-- begin Provided records --
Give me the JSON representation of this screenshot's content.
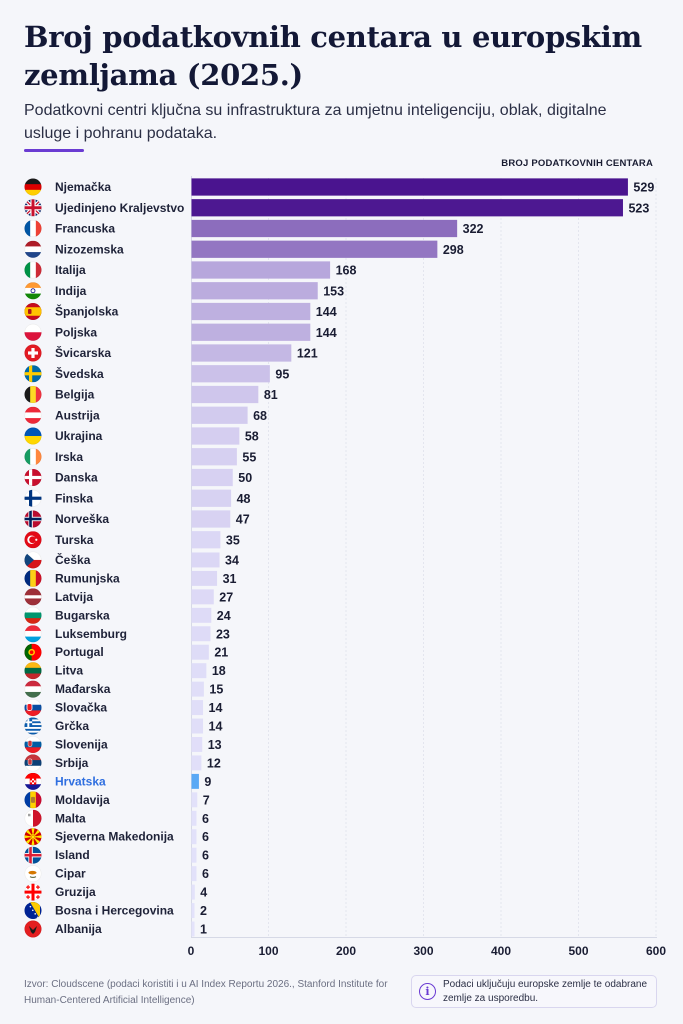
{
  "header": {
    "title": "Broj podatkovnih centara u europskim zemljama (2025.)",
    "subtitle": "Podatkovni centri ključna su infrastruktura za umjetnu inteligenciju, oblak, digitalne usluge i pohranu podataka.",
    "unit_label": "BROJ PODATKOVNIH CENTARA"
  },
  "footer": {
    "source_prefix": "Izvor:",
    "source_text": "Cloudscene (podaci koristiti i u AI Index Reportu 2026., Stanford Institute for Human-Centered Artificial Intelligence)",
    "note_icon": "info-icon",
    "note_text": "Podaci uključuju europske zemlje te odabrane zemlje za usporedbu."
  },
  "colors": {
    "bar_dark": "#4a148f",
    "bar_light": "#e4e3fb",
    "highlight": "#5aa9f5",
    "highlight_label": "#2f6fe0",
    "accent": "#6a3bd2"
  },
  "chart_data": {
    "type": "bar",
    "orientation": "horizontal",
    "title": "Broj podatkovnih centara u europskim zemljama (2025.)",
    "xlabel": "Broj podatkovnih centara",
    "ylabel": "",
    "xlim": [
      0,
      600
    ],
    "xticks": [
      0,
      100,
      200,
      300,
      400,
      500,
      600
    ],
    "grid": true,
    "highlighted_category": "Hrvatska",
    "categories": [
      "Njemačka",
      "Ujedinjeno Kraljevstvo",
      "Francuska",
      "Nizozemska",
      "Italija",
      "Indija",
      "Španjolska",
      "Poljska",
      "Švicarska",
      "Švedska",
      "Belgija",
      "Austrija",
      "Ukrajina",
      "Irska",
      "Danska",
      "Finska",
      "Norveška",
      "Turska",
      "Češka",
      "Rumunjska",
      "Latvija",
      "Bugarska",
      "Luksemburg",
      "Portugal",
      "Litva",
      "Mađarska",
      "Slovačka",
      "Grčka",
      "Slovenija",
      "Srbija",
      "Hrvatska",
      "Moldavija",
      "Malta",
      "Sjeverna Makedonija",
      "Island",
      "Cipar",
      "Gruzija",
      "Bosna i Hercegovina",
      "Albanija"
    ],
    "values": [
      529,
      523,
      322,
      298,
      168,
      153,
      144,
      144,
      121,
      95,
      81,
      68,
      58,
      55,
      50,
      48,
      47,
      35,
      34,
      31,
      27,
      24,
      23,
      21,
      18,
      15,
      14,
      14,
      13,
      12,
      9,
      7,
      6,
      6,
      6,
      6,
      4,
      2,
      1
    ],
    "flags": [
      "de",
      "gb",
      "fr",
      "nl",
      "it",
      "in",
      "es",
      "pl",
      "ch",
      "se",
      "be",
      "at",
      "ua",
      "ie",
      "dk",
      "fi",
      "no",
      "tr",
      "cz",
      "ro",
      "lv",
      "bg",
      "lu",
      "pt",
      "lt",
      "hu",
      "sk",
      "gr",
      "si",
      "rs",
      "hr",
      "md",
      "mt",
      "mk",
      "is",
      "cy",
      "ge",
      "ba",
      "al"
    ]
  }
}
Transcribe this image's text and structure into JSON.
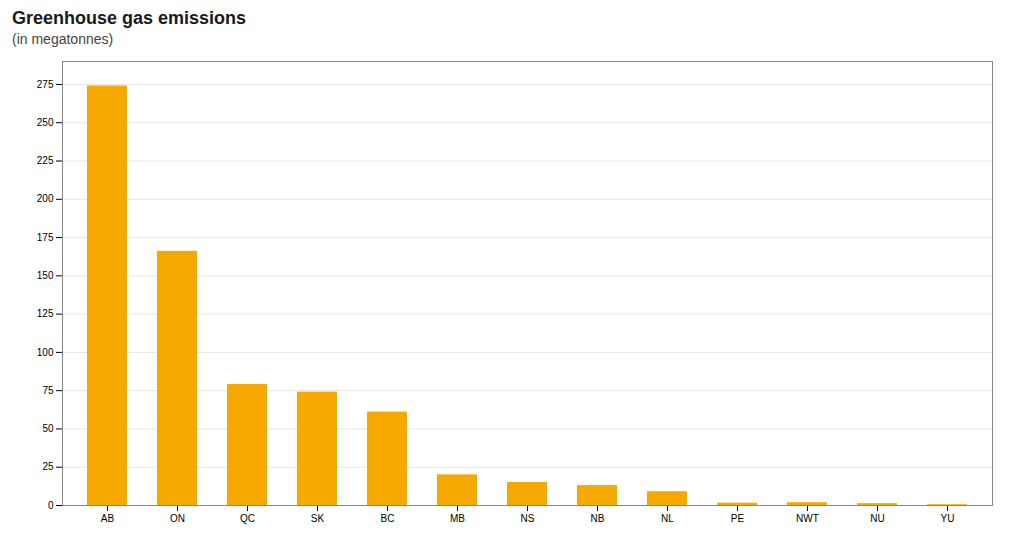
{
  "chart_data": {
    "type": "bar",
    "title": "Greenhouse gas emissions",
    "subtitle": "(in megatonnes)",
    "categories": [
      "AB",
      "ON",
      "QC",
      "SK",
      "BC",
      "MB",
      "NS",
      "NB",
      "NL",
      "PE",
      "NWT",
      "NU",
      "YU"
    ],
    "values": [
      274,
      166,
      79,
      74,
      61,
      20,
      15,
      13,
      9,
      1.5,
      1.8,
      1.2,
      0.5
    ],
    "color": "#F5A800",
    "ylim": [
      0,
      290
    ],
    "yticks": [
      0,
      25,
      50,
      75,
      100,
      125,
      150,
      175,
      200,
      225,
      250,
      275
    ],
    "grid": true
  }
}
-- end Provided records --
▸ Exercise: Reproduce each record from above exactly; pictures do not belong in the copy.

▸ Full solution:
Give me the JSON representation of this screenshot's content.
{
  "header": {
    "title": "Broj podatkovnih centara u europskim zemljama (2025.)",
    "subtitle": "Podatkovni centri ključna su infrastruktura za umjetnu inteligenciju, oblak, digitalne usluge i pohranu podataka.",
    "unit_label": "BROJ PODATKOVNIH CENTARA"
  },
  "footer": {
    "source_prefix": "Izvor:",
    "source_text": "Cloudscene (podaci koristiti i u AI Index Reportu 2026., Stanford Institute for Human-Centered Artificial Intelligence)",
    "note_icon": "info-icon",
    "note_text": "Podaci uključuju europske zemlje te odabrane zemlje za usporedbu."
  },
  "colors": {
    "bar_dark": "#4a148f",
    "bar_light": "#e4e3fb",
    "highlight": "#5aa9f5",
    "highlight_label": "#2f6fe0",
    "accent": "#6a3bd2"
  },
  "chart_data": {
    "type": "bar",
    "orientation": "horizontal",
    "title": "Broj podatkovnih centara u europskim zemljama (2025.)",
    "xlabel": "Broj podatkovnih centara",
    "ylabel": "",
    "xlim": [
      0,
      600
    ],
    "xticks": [
      0,
      100,
      200,
      300,
      400,
      500,
      600
    ],
    "grid": true,
    "highlighted_category": "Hrvatska",
    "categories": [
      "Njemačka",
      "Ujedinjeno Kraljevstvo",
      "Francuska",
      "Nizozemska",
      "Italija",
      "Indija",
      "Španjolska",
      "Poljska",
      "Švicarska",
      "Švedska",
      "Belgija",
      "Austrija",
      "Ukrajina",
      "Irska",
      "Danska",
      "Finska",
      "Norveška",
      "Turska",
      "Češka",
      "Rumunjska",
      "Latvija",
      "Bugarska",
      "Luksemburg",
      "Portugal",
      "Litva",
      "Mađarska",
      "Slovačka",
      "Grčka",
      "Slovenija",
      "Srbija",
      "Hrvatska",
      "Moldavija",
      "Malta",
      "Sjeverna Makedonija",
      "Island",
      "Cipar",
      "Gruzija",
      "Bosna i Hercegovina",
      "Albanija"
    ],
    "values": [
      529,
      523,
      322,
      298,
      168,
      153,
      144,
      144,
      121,
      95,
      81,
      68,
      58,
      55,
      50,
      48,
      47,
      35,
      34,
      31,
      27,
      24,
      23,
      21,
      18,
      15,
      14,
      14,
      13,
      12,
      9,
      7,
      6,
      6,
      6,
      6,
      4,
      2,
      1
    ],
    "flags": [
      "de",
      "gb",
      "fr",
      "nl",
      "it",
      "in",
      "es",
      "pl",
      "ch",
      "se",
      "be",
      "at",
      "ua",
      "ie",
      "dk",
      "fi",
      "no",
      "tr",
      "cz",
      "ro",
      "lv",
      "bg",
      "lu",
      "pt",
      "lt",
      "hu",
      "sk",
      "gr",
      "si",
      "rs",
      "hr",
      "md",
      "mt",
      "mk",
      "is",
      "cy",
      "ge",
      "ba",
      "al"
    ]
  }
}
Transcribe this image's text and structure into JSON.
{
  "chart_data": {
    "type": "bar",
    "title": "Greenhouse gas emissions",
    "subtitle": "(in megatonnes)",
    "categories": [
      "AB",
      "ON",
      "QC",
      "SK",
      "BC",
      "MB",
      "NS",
      "NB",
      "NL",
      "PE",
      "NWT",
      "NU",
      "YU"
    ],
    "values": [
      274,
      166,
      79,
      74,
      61,
      20,
      15,
      13,
      9,
      1.5,
      1.8,
      1.2,
      0.5
    ],
    "color": "#F5A800",
    "ylim": [
      0,
      290
    ],
    "yticks": [
      0,
      25,
      50,
      75,
      100,
      125,
      150,
      175,
      200,
      225,
      250,
      275
    ],
    "grid": true
  }
}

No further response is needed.